◆ PROVIDED MATERIAL
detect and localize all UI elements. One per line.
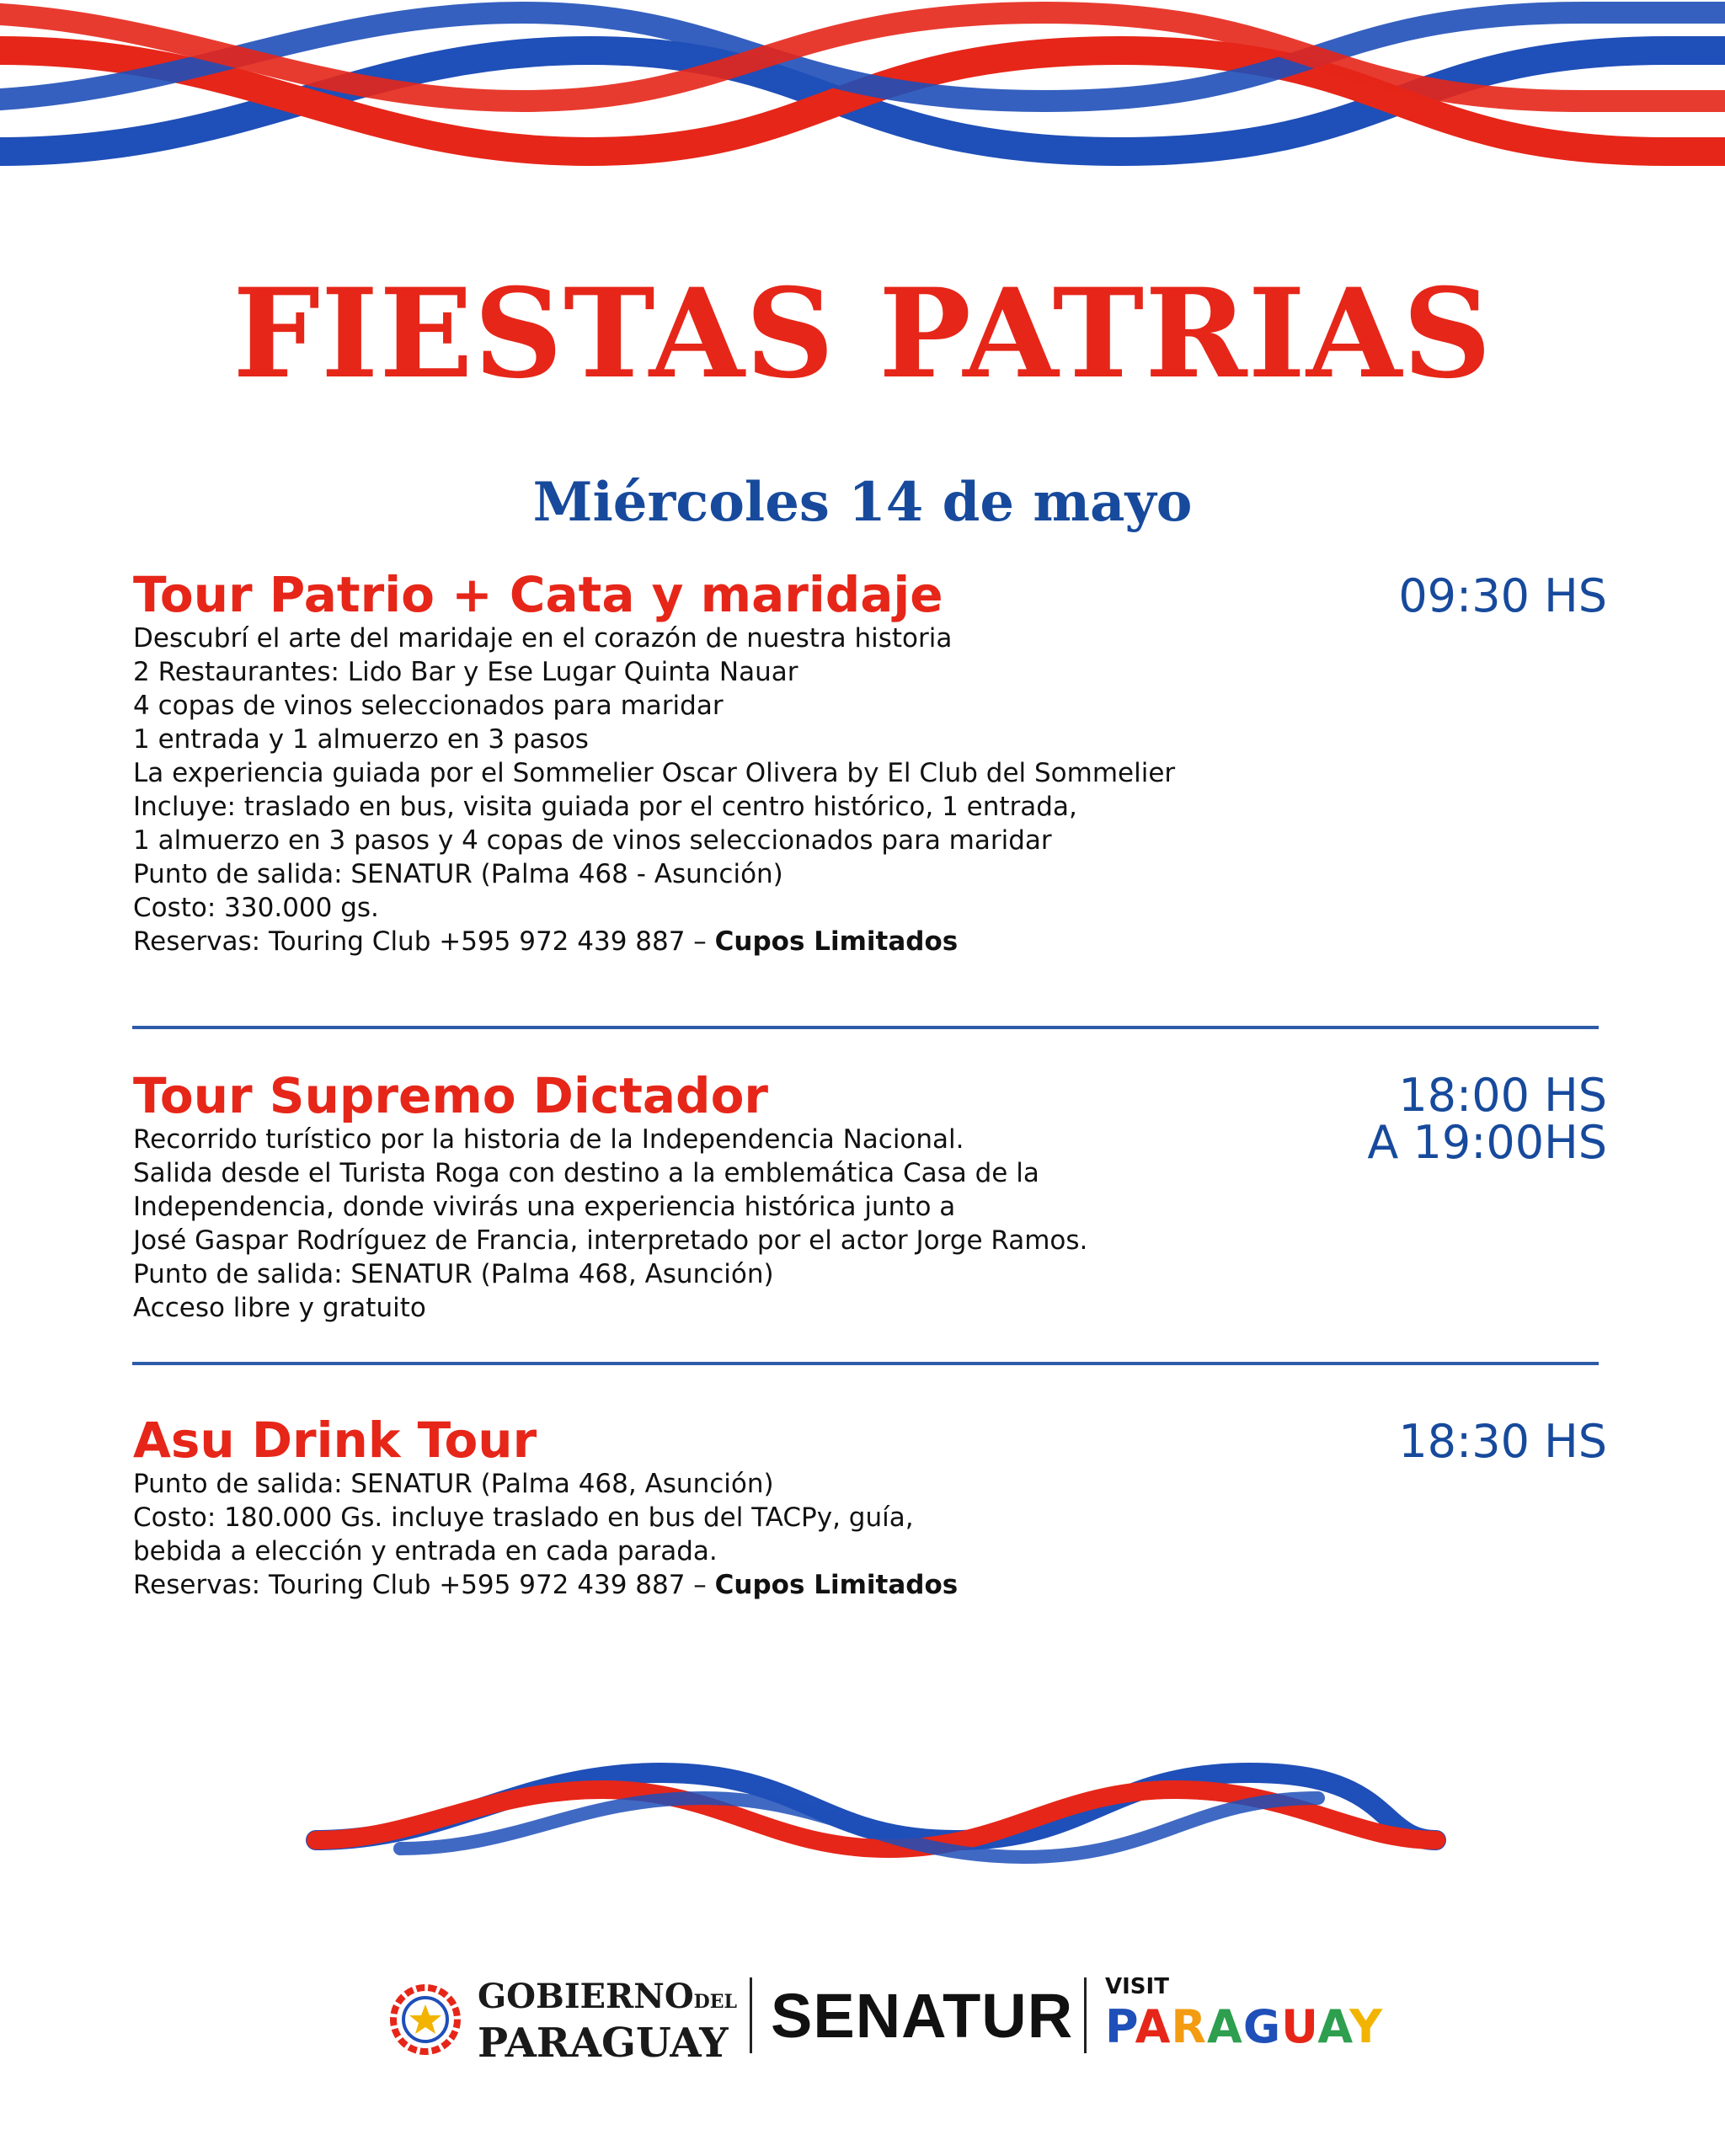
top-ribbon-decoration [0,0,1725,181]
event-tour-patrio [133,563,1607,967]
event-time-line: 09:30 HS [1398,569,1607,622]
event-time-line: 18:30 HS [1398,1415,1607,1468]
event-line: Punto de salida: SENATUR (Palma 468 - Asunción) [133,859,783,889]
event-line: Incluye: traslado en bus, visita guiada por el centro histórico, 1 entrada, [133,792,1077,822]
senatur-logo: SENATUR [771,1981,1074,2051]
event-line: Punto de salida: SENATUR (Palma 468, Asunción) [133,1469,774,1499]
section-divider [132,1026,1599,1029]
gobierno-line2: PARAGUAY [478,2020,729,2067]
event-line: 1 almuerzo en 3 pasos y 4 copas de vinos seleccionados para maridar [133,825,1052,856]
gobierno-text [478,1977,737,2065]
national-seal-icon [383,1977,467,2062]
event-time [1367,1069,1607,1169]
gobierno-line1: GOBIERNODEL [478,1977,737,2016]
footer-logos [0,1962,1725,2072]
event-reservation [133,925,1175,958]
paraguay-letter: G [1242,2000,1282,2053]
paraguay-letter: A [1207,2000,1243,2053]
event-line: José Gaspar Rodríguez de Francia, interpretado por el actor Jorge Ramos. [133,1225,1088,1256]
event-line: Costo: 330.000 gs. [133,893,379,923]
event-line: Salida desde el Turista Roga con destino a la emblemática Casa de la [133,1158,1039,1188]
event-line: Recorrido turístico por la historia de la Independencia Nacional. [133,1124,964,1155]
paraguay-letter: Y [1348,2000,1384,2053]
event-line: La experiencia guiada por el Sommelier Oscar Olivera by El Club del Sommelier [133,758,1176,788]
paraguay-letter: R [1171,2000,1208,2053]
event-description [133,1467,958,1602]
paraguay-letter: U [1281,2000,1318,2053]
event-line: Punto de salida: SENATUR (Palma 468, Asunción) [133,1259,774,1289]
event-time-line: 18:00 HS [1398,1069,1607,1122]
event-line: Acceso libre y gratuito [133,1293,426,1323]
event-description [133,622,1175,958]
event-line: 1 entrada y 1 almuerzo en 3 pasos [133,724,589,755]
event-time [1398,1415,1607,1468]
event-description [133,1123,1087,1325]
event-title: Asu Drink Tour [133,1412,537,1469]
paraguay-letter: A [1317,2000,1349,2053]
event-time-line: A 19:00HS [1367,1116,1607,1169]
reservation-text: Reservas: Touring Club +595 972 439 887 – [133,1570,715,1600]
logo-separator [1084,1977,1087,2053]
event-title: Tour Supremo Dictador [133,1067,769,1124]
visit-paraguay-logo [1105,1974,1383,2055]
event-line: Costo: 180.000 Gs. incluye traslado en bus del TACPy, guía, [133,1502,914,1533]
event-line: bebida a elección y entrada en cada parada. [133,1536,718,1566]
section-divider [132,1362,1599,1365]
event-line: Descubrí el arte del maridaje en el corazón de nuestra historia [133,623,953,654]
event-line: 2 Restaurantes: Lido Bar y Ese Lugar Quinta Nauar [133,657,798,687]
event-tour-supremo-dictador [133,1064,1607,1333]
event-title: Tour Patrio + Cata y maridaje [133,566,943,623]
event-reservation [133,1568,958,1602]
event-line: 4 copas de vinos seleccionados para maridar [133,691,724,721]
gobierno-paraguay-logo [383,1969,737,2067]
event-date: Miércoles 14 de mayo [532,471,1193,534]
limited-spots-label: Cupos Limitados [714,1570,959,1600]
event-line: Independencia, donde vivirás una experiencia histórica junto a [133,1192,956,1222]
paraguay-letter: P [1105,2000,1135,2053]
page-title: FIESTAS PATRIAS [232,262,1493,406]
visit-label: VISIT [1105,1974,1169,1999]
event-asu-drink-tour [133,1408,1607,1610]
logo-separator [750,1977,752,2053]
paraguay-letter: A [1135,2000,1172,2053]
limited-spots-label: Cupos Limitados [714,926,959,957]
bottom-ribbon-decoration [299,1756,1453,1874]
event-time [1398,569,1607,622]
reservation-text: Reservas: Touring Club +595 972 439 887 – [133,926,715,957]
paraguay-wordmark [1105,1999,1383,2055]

◆ EXERCISE
Return every line of the material above unchanged and in the same order, omitting only the pictures.

◆ ANSWER TO THE TASK
detect and localize all UI elements. One per line.
top-ribbon-decoration [0,0,1725,181]
event-tour-patrio [133,563,1607,967]
event-time-line: 09:30 HS [1398,569,1607,622]
event-time-line: 18:30 HS [1398,1415,1607,1468]
event-line: Punto de salida: SENATUR (Palma 468 - Asunción) [133,859,783,889]
event-line: Incluye: traslado en bus, visita guiada por el centro histórico, 1 entrada, [133,792,1077,822]
senatur-logo: SENATUR [771,1981,1074,2051]
event-line: Punto de salida: SENATUR (Palma 468, Asunción) [133,1469,774,1499]
section-divider [132,1026,1599,1029]
gobierno-line2: PARAGUAY [478,2020,729,2067]
event-line: 1 almuerzo en 3 pasos y 4 copas de vinos seleccionados para maridar [133,825,1052,856]
gobierno-text [478,1977,737,2065]
national-seal-icon [383,1977,467,2062]
event-time [1367,1069,1607,1169]
gobierno-line1: GOBIERNODEL [478,1977,737,2016]
footer-logos [0,1962,1725,2072]
event-reservation [133,925,1175,958]
paraguay-letter: G [1242,2000,1282,2053]
paraguay-letter: A [1207,2000,1243,2053]
event-line: José Gaspar Rodríguez de Francia, interpretado por el actor Jorge Ramos. [133,1225,1088,1256]
event-line: Costo: 330.000 gs. [133,893,379,923]
event-line: Salida desde el Turista Roga con destino a la emblemática Casa de la [133,1158,1039,1188]
event-line: Recorrido turístico por la historia de la Independencia Nacional. [133,1124,964,1155]
paraguay-letter: Y [1348,2000,1384,2053]
event-line: La experiencia guiada por el Sommelier Oscar Olivera by El Club del Sommelier [133,758,1176,788]
paraguay-letter: R [1171,2000,1208,2053]
event-description [133,1467,958,1602]
paraguay-letter: U [1281,2000,1318,2053]
event-line: Punto de salida: SENATUR (Palma 468, Asunción) [133,1259,774,1289]
event-time-line: 18:00 HS [1398,1069,1607,1122]
event-line: Acceso libre y gratuito [133,1293,426,1323]
event-description [133,622,1175,958]
event-line: 1 entrada y 1 almuerzo en 3 pasos [133,724,589,755]
event-time [1398,1415,1607,1468]
event-description [133,1123,1087,1325]
event-title: Asu Drink Tour [133,1412,537,1469]
paraguay-letter: A [1317,2000,1349,2053]
event-time-line: A 19:00HS [1367,1116,1607,1169]
reservation-text: Reservas: Touring Club +595 972 439 887 – [133,1570,715,1600]
logo-separator [1084,1977,1087,2053]
event-title: Tour Supremo Dictador [133,1067,769,1124]
visit-paraguay-logo [1105,1974,1383,2055]
event-line: Costo: 180.000 Gs. incluye traslado en bus del TACPy, guía, [133,1502,914,1533]
event-line: bebida a elección y entrada en cada parada. [133,1536,718,1566]
section-divider [132,1362,1599,1365]
event-line: Descubrí el arte del maridaje en el corazón de nuestra historia [133,623,953,654]
event-line: 2 Restaurantes: Lido Bar y Ese Lugar Quinta Nauar [133,657,798,687]
event-tour-supremo-dictador [133,1064,1607,1333]
event-title: Tour Patrio + Cata y maridaje [133,566,943,623]
event-reservation [133,1568,958,1602]
event-line: 4 copas de vinos seleccionados para maridar [133,691,724,721]
gobierno-paraguay-logo [383,1969,737,2067]
event-date: Miércoles 14 de mayo [532,471,1193,534]
limited-spots-label: Cupos Limitados [714,1570,959,1600]
event-line: Independencia, donde vivirás una experiencia histórica junto a [133,1192,956,1222]
paraguay-letter: P [1105,2000,1135,2053]
page-title: FIESTAS PATRIAS [232,262,1493,406]
visit-label: VISIT [1105,1974,1169,1999]
event-asu-drink-tour [133,1408,1607,1610]
logo-separator [750,1977,752,2053]
paraguay-letter: A [1135,2000,1172,2053]
limited-spots-label: Cupos Limitados [714,926,959,957]
bottom-ribbon-decoration [299,1756,1453,1874]
event-time [1398,569,1607,622]
reservation-text: Reservas: Touring Club +595 972 439 887 – [133,926,715,957]
paraguay-wordmark [1105,1999,1383,2055]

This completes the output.